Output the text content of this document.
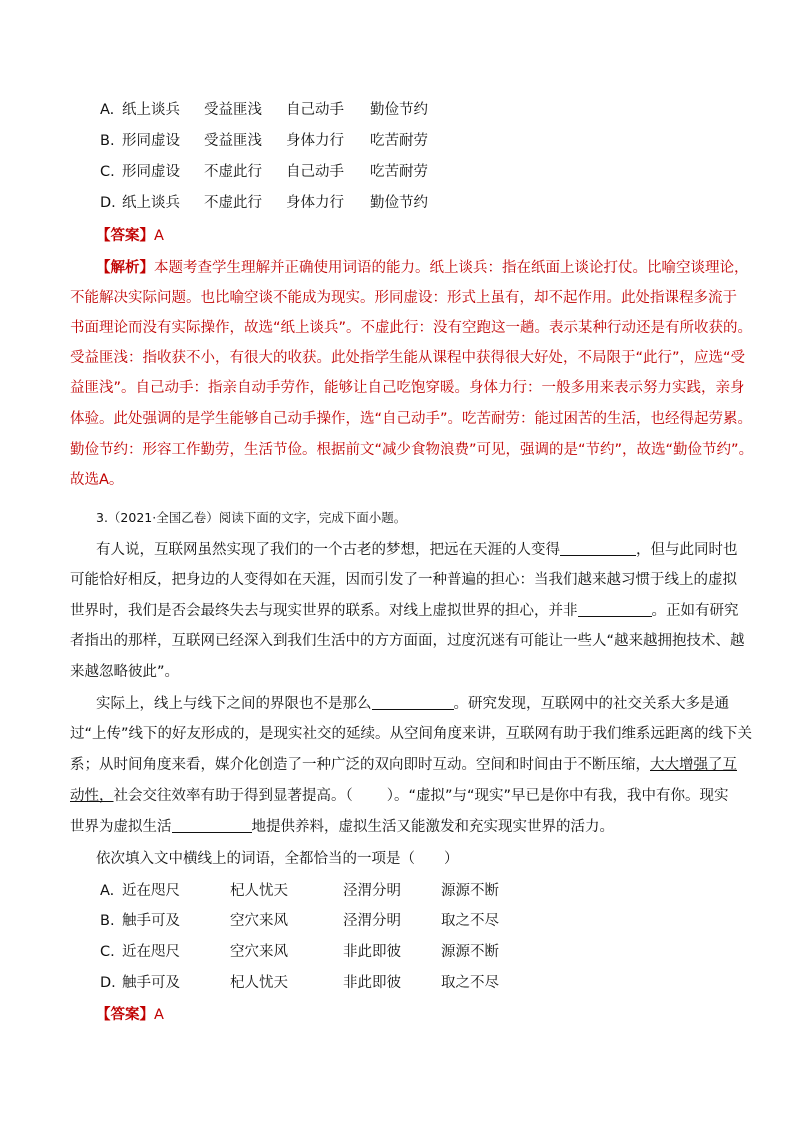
A. 纸上谈兵 受益匪浅 自己动手 勤俭节约
B. 形同虚设 受益匪浅 身体力行 吃苦耐劳
C. 形同虚设 不虚此行 自己动手 吃苦耐劳
D. 纸上谈兵 不虚此行 身体力行 勤俭节约
【答案】A
【解析】本题考查学生理解并正确使用词语的能力。纸上谈兵：指在纸面上谈论打仗。比喻空谈理论，
不能解决实际问题。也比喻空谈不能成为现实。形同虚设：形式上虽有，却不起作用。此处指课程多流于
书面理论而没有实际操作，故选“纸上谈兵”。不虚此行：没有空跑这一趟。表示某种行动还是有所收获的。
受益匪浅：指收获不小，有很大的收获。此处指学生能从课程中获得很大好处，不局限于“此行”，应选“受
益匪浅”。自己动手：指亲自动手劳作，能够让自己吃饱穿暖。身体力行：一般多用来表示努力实践，亲身
体验。此处强调的是学生能够自己动手操作，选“自己动手”。吃苦耐劳：能过困苦的生活，也经得起劳累。
勤俭节约：形容工作勤劳，生活节俭。根据前文“减少食物浪费”可见，强调的是“节约”，故选“勤俭节约”。
故选A。
3.（2021·全国乙卷）阅读下面的文字，完成下面小题。
有人说，互联网虽然实现了我们的一个古老的梦想，把远在天涯的人变得	，但与此同时也
可能恰好相反，把身边的人变得如在天涯，因而引发了一种普遍的担心：当我们越来越习惯于线上的虚拟
世界时，我们是否会最终失去与现实世界的联系。对线上虚拟世界的担心，并非	。正如有研究
者指出的那样，互联网已经深入到我们生活中的方方面面，过度沉迷有可能让一些人“越来越拥抱技术、越
来越忽略彼此”。
实际上，线上与线下之间的界限也不是那么	。研究发现，互联网中的社交关系大多是通
过“上传”线下的好友形成的，是现实社交的延续。从空间角度来讲，互联网有助于我们维系远距离的线下关
系；从时间角度来看，媒介化创造了一种广泛的双向即时互动。空间和时间由于不断压缩，大大增强了互
动性，社会交往效率有助于得到显著提高。（ ）。“虚拟”与“现实”早已是你中有我，我中有你。现实
世界为虚拟生活	地提供养料，虚拟生活又能激发和充实现实世界的活力。
依次填入文中横线上的词语，全都恰当的一项是（　　）
A. 近在咫尺	杞人忧天	泾渭分明	源源不断
B. 触手可及	空穴来风	泾渭分明	取之不尽
C. 近在咫尺	空穴来风	非此即彼	源源不断
D. 触手可及	杞人忧天	非此即彼	取之不尽
【答案】A
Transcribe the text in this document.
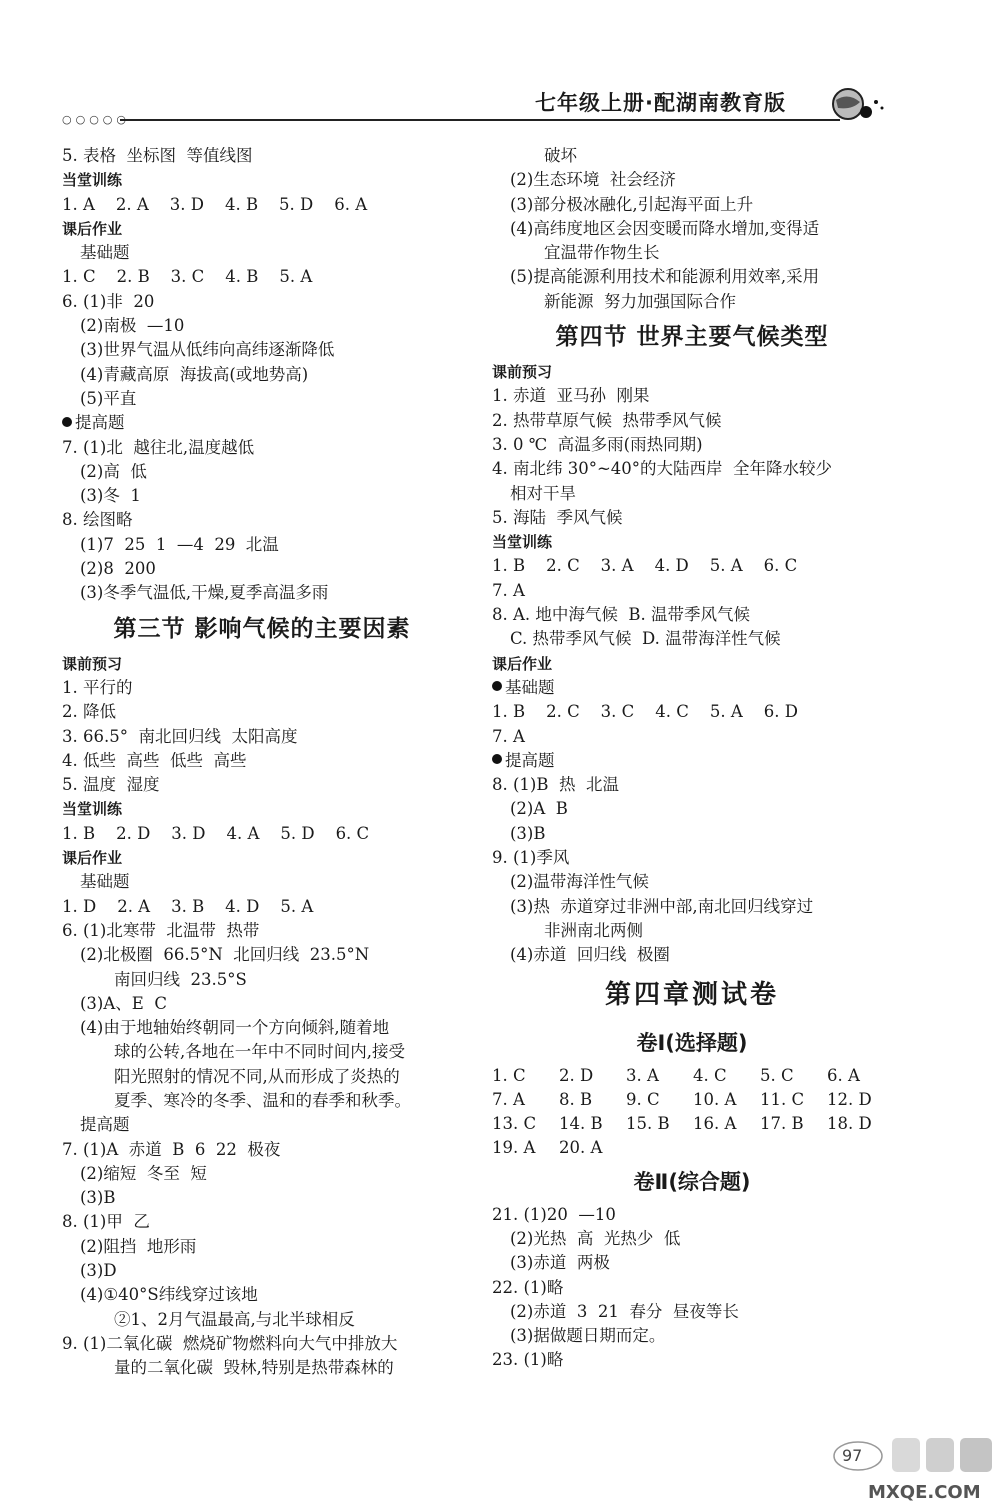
○○○○○
七年级上册·配湖南教育版
5. 表格  坐标图  等值线图
当堂训练
1. A    2. A    3. D    4. B    5. D    6. A
课后作业
基础题
1. C    2. B    3. C    4. B    5. A
6. (1)非  20
(2)南极  —10
(3)世界气温从低纬向高纬逐渐降低
(4)青藏高原  海拔高(或地势高)
(5)平直
提高题
7. (1)北  越往北,温度越低
(2)高  低
(3)冬  1
8. 绘图略
(1)7  25  1  —4  29  北温
(2)8  200
(3)冬季气温低,干燥,夏季高温多雨
第三节 影响气候的主要因素
课前预习
1. 平行的
2. 降低
3. 66.5°  南北回归线  太阳高度
4. 低些  高些  低些  高些
5. 温度  湿度
当堂训练
1. B    2. D    3. D    4. A    5. D    6. C
课后作业
基础题
1. D    2. A    3. B    4. D    5. A
6. (1)北寒带  北温带  热带
(2)北极圈  66.5°N  北回归线  23.5°N
南回归线  23.5°S
(3)A、E  C
(4)由于地轴始终朝同一个方向倾斜,随着地
球的公转,各地在一年中不同时间内,接受
阳光照射的情况不同,从而形成了炎热的
夏季、寒冷的冬季、温和的春季和秋季。
提高题
7. (1)A  赤道  B  6  22  极夜
(2)缩短  冬至  短
(3)B
8. (1)甲  乙
(2)阻挡  地形雨
(3)D
(4)①40°S纬线穿过该地
②1、2月气温最高,与北半球相反
9. (1)二氧化碳  燃烧矿物燃料向大气中排放大
量的二氧化碳  毁林,特别是热带森林的
破坏
(2)生态环境  社会经济
(3)部分极冰融化,引起海平面上升
(4)高纬度地区会因变暖而降水增加,变得适
宜温带作物生长
(5)提高能源利用技术和能源利用效率,采用
新能源  努力加强国际合作
第四节 世界主要气候类型
课前预习
1. 赤道  亚马孙  刚果
2. 热带草原气候  热带季风气候
3. 0 ℃  高温多雨(雨热同期)
4. 南北纬 30°~40°的大陆西岸  全年降水较少
相对干旱
5. 海陆  季风气候
当堂训练
1. B    2. C    3. A    4. D    5. A    6. C
7. A
8. A. 地中海气候  B. 温带季风气候
C. 热带季风气候  D. 温带海洋性气候
课后作业
基础题
1. B    2. C    3. C    4. C    5. A    6. D
7. A
提高题
8. (1)B  热  北温
(2)A  B
(3)B
9. (1)季风
(2)温带海洋性气候
(3)热  赤道穿过非洲中部,南北回归线穿过
非洲南北两侧
(4)赤道  回归线  极圈
第四章测试卷
卷Ⅰ(选择题)
1. C	2. D	3. A	4. C	5. C	6. A
7. A	8. B	9. C	10. A	11. C	12. D
13. C	14. B	15. B	16. A	17. B	18. D
19. A	20. A
卷Ⅱ(综合题)
21. (1)20  —10
(2)光热  高  光热少  低
(3)赤道  两极
22. (1)略
(2)赤道  3  21  春分  昼夜等长
(3)据做题日期而定。
23. (1)略
97
MXQE.COM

※ ※ ※

EXERCISE: Find each line that has the word "源源不断", then copy it out.

FINAL RESULT:
A. 近在咫尺	杞人忧天	泾渭分明	源源不断
C. 近在咫尺	空穴来风	非此即彼	源源不断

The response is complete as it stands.